* Record list *
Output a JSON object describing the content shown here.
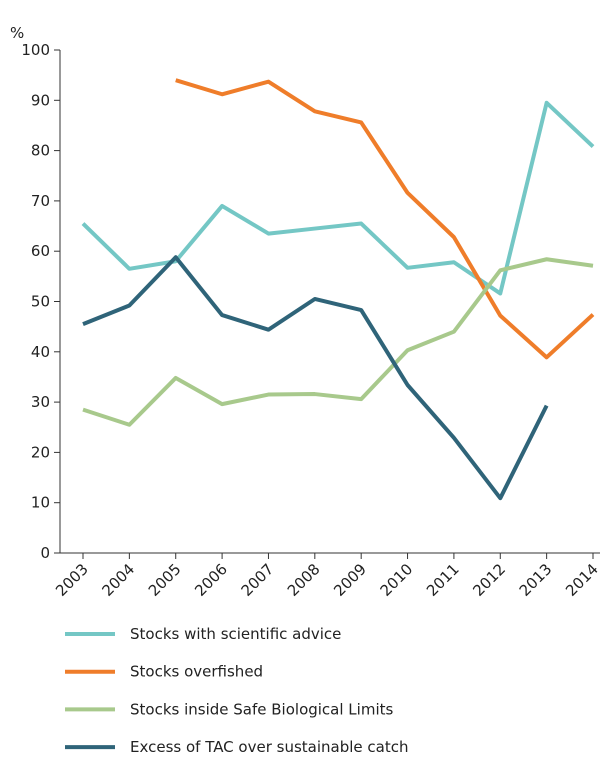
{
  "chart_data": {
    "type": "line",
    "y_label": "%",
    "categories": [
      "2003",
      "2004",
      "2005",
      "2006",
      "2007",
      "2008",
      "2009",
      "2010",
      "2011",
      "2012",
      "2013",
      "2014"
    ],
    "series": [
      {
        "name": "Stocks with scientific advice",
        "color": "#74c7c5",
        "values": [
          65.5,
          56.5,
          58,
          69,
          63.5,
          64.5,
          65.5,
          56.7,
          57.8,
          51.6,
          89.5,
          80.8
        ]
      },
      {
        "name": "Stocks overfished",
        "color": "#ef7d2a",
        "values": [
          null,
          null,
          94,
          91.2,
          93.7,
          87.8,
          85.6,
          71.6,
          62.8,
          47.2,
          38.9,
          47.4
        ]
      },
      {
        "name": "Stocks inside Safe Biological Limits",
        "color": "#a8c98c",
        "values": [
          28.5,
          25.5,
          34.8,
          29.6,
          31.5,
          31.6,
          30.6,
          40.3,
          44,
          56.2,
          58.4,
          57.1
        ]
      },
      {
        "name": "Excess of TAC over sustainable catch",
        "color": "#2f6479",
        "values": [
          45.5,
          49.2,
          58.8,
          47.3,
          44.4,
          50.5,
          48.3,
          33.4,
          22.9,
          10.9,
          29.3,
          null
        ]
      }
    ],
    "ylim": [
      0,
      100
    ],
    "yticks": [
      0,
      10,
      20,
      30,
      40,
      50,
      60,
      70,
      80,
      90,
      100
    ]
  }
}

* Exercise task *
Transcribe the material exactly, keeping every word and none of the pictures.

* Final result *
Output a JSON object describing the content shown here.
{
  "chart_data": {
    "type": "line",
    "y_label": "%",
    "categories": [
      "2003",
      "2004",
      "2005",
      "2006",
      "2007",
      "2008",
      "2009",
      "2010",
      "2011",
      "2012",
      "2013",
      "2014"
    ],
    "series": [
      {
        "name": "Stocks with scientific advice",
        "color": "#74c7c5",
        "values": [
          65.5,
          56.5,
          58,
          69,
          63.5,
          64.5,
          65.5,
          56.7,
          57.8,
          51.6,
          89.5,
          80.8
        ]
      },
      {
        "name": "Stocks overfished",
        "color": "#ef7d2a",
        "values": [
          null,
          null,
          94,
          91.2,
          93.7,
          87.8,
          85.6,
          71.6,
          62.8,
          47.2,
          38.9,
          47.4
        ]
      },
      {
        "name": "Stocks inside Safe Biological Limits",
        "color": "#a8c98c",
        "values": [
          28.5,
          25.5,
          34.8,
          29.6,
          31.5,
          31.6,
          30.6,
          40.3,
          44,
          56.2,
          58.4,
          57.1
        ]
      },
      {
        "name": "Excess of TAC over sustainable catch",
        "color": "#2f6479",
        "values": [
          45.5,
          49.2,
          58.8,
          47.3,
          44.4,
          50.5,
          48.3,
          33.4,
          22.9,
          10.9,
          29.3,
          null
        ]
      }
    ],
    "ylim": [
      0,
      100
    ],
    "yticks": [
      0,
      10,
      20,
      30,
      40,
      50,
      60,
      70,
      80,
      90,
      100
    ]
  }
}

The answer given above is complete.